#### [DATASET RECORDS]

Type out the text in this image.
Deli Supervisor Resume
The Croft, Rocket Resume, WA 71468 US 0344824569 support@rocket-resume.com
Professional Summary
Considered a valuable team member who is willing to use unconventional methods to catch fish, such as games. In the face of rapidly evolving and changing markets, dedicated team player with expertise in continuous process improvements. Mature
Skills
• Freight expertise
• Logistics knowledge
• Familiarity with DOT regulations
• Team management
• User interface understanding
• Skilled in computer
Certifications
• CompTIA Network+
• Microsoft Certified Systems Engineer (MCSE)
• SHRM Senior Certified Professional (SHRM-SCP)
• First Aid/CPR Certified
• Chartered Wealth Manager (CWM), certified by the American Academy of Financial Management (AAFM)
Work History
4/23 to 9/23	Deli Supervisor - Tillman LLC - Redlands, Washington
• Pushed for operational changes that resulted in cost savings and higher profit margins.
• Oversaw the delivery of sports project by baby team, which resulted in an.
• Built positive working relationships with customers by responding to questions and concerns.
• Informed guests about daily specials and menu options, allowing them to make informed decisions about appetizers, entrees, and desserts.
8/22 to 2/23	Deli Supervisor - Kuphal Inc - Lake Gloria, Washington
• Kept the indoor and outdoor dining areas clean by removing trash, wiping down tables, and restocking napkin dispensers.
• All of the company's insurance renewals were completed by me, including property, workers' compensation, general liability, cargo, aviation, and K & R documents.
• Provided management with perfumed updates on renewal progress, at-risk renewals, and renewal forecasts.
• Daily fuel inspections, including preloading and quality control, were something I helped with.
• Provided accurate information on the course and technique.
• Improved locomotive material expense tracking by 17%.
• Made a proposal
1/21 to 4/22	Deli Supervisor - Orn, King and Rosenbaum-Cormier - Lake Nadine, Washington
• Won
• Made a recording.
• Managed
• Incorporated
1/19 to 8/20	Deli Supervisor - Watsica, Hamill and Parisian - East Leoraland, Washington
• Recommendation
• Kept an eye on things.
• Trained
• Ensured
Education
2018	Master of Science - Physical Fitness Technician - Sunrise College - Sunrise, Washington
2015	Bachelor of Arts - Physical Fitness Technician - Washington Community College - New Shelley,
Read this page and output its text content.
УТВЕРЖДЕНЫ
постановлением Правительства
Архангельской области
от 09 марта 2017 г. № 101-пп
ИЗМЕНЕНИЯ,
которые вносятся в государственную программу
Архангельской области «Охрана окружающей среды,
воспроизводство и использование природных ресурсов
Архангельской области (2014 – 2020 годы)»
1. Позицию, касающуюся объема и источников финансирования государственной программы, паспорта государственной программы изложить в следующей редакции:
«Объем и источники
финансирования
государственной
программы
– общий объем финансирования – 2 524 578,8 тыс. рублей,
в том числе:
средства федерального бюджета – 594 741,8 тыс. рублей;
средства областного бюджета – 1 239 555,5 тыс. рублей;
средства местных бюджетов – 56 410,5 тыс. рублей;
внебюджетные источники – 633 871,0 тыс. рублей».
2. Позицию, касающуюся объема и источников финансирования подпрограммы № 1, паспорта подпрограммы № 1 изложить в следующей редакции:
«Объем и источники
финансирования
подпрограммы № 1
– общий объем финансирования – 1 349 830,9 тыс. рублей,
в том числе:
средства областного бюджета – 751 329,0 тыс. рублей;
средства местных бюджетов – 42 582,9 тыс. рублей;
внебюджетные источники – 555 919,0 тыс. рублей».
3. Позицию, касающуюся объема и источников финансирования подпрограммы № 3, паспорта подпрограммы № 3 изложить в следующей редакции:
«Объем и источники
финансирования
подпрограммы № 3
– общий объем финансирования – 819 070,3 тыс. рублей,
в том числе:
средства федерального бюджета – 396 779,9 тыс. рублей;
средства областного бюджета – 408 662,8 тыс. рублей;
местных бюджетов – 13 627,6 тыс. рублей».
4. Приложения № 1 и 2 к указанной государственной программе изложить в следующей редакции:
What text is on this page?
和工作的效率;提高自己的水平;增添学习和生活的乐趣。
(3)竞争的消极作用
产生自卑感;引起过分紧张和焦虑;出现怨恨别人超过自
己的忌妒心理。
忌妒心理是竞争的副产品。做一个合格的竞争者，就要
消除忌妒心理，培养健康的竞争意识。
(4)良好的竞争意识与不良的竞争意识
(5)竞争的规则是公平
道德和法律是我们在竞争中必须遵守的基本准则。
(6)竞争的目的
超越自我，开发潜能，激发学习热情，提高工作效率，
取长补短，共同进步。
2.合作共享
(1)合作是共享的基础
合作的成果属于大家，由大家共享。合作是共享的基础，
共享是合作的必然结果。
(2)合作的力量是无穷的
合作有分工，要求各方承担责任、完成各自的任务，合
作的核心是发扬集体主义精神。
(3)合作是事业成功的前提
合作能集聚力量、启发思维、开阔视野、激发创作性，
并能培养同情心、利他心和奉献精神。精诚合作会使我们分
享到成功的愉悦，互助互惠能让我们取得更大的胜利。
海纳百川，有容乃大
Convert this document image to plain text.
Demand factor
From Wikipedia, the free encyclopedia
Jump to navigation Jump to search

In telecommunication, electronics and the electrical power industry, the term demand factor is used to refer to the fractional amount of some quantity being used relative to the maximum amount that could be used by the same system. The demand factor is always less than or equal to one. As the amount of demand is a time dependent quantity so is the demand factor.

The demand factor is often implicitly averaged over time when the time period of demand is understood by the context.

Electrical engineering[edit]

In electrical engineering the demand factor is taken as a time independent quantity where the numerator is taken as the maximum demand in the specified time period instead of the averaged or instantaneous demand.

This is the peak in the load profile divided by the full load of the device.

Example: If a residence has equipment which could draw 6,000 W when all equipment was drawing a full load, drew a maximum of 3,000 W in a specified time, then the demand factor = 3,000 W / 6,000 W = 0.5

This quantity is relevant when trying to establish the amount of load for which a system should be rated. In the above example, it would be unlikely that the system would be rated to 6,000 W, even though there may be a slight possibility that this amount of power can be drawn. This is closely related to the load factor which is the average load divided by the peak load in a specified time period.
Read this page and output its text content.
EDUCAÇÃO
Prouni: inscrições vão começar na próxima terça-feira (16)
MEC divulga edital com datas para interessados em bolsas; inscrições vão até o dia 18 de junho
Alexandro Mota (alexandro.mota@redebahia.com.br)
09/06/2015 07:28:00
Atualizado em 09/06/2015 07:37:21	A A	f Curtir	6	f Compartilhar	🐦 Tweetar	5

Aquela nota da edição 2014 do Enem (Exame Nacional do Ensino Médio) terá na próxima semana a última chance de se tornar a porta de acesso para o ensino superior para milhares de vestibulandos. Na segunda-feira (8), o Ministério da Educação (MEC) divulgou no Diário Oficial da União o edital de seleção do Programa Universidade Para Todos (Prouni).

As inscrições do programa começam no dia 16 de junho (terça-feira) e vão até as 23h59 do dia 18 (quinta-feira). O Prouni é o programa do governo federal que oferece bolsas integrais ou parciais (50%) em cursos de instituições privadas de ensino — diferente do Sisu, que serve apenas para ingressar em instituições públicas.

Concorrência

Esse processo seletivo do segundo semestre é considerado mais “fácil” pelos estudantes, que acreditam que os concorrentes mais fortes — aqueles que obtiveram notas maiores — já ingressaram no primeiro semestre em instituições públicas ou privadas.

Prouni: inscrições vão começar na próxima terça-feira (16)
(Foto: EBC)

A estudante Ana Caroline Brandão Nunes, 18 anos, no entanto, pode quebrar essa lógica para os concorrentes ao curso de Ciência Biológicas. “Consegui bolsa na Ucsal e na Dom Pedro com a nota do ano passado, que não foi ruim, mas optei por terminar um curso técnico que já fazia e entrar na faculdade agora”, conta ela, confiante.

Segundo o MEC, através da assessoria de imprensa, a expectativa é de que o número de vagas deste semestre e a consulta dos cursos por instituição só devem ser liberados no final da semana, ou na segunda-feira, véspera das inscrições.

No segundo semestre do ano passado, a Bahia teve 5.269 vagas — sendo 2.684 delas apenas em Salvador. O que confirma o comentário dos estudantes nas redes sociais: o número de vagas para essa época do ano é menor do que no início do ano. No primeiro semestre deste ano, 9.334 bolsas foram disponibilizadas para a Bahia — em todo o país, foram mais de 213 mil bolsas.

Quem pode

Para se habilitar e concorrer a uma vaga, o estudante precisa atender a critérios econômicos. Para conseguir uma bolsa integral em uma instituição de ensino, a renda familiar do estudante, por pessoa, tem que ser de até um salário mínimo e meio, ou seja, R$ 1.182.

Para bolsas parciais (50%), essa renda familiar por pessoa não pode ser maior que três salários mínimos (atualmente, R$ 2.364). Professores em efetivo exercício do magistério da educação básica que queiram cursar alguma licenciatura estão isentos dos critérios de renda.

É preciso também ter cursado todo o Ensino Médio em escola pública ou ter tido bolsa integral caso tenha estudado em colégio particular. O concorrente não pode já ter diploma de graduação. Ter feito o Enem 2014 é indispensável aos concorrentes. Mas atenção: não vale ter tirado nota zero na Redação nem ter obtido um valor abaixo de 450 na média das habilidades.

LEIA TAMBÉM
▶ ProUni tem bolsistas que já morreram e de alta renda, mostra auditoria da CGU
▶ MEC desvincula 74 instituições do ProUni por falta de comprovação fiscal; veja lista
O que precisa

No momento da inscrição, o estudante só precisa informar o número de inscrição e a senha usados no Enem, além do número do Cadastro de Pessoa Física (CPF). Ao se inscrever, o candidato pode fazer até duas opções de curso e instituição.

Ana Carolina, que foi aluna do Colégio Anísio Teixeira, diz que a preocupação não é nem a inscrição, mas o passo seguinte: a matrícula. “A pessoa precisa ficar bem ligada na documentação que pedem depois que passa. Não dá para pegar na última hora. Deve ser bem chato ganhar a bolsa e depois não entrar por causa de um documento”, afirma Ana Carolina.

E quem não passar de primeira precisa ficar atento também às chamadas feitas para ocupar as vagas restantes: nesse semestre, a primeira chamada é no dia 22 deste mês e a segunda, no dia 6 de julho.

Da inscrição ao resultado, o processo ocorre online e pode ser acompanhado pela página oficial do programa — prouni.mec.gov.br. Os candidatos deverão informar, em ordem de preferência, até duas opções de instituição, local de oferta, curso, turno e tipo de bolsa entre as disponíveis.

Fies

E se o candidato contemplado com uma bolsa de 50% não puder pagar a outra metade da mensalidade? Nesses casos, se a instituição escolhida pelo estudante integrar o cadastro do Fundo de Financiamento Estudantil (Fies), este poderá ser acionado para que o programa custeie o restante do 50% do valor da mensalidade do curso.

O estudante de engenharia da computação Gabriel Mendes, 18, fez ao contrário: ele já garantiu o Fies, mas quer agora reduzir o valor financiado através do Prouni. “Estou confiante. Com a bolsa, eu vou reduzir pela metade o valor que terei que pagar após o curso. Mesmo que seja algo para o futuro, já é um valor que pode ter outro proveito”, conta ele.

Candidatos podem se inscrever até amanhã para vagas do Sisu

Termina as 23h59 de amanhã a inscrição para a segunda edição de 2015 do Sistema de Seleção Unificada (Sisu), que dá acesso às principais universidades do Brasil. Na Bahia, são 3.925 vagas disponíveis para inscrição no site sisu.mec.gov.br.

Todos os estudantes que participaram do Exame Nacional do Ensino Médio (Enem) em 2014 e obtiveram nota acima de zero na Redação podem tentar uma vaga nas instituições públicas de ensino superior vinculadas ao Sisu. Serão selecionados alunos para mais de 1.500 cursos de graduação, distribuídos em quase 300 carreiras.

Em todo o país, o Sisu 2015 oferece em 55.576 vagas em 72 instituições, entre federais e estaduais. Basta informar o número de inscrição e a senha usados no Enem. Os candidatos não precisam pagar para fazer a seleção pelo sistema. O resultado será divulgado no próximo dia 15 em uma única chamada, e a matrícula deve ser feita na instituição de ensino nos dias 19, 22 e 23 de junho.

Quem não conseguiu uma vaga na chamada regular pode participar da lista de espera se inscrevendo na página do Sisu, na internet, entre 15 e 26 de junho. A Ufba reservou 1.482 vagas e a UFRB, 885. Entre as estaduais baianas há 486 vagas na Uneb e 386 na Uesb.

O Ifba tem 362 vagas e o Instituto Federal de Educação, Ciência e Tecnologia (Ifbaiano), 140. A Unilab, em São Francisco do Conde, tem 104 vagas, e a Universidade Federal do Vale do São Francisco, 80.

#### [DIRECTIONS]
Check all the records above and select each line where the string "obtiveram" is found.

#### [ANSWER FOR THE TASK]
Esse processo seletivo do segundo semestre é considerado mais “fácil” pelos estudantes, que acreditam que os concorrentes mais fortes — aqueles que obtiveram notas maiores — já ingressaram no primeiro semestre em instituições públicas ou privadas.
Todos os estudantes que participaram do Exame Nacional do Ensino Médio (Enem) em 2014 e obtiveram nota acima de zero na Redação podem tentar uma vaga nas instituições públicas de ensino superior vinculadas ao Sisu. Serão selecionados alunos para mais de 1.500 cursos de graduação, distribuídos em quase 300 carreiras.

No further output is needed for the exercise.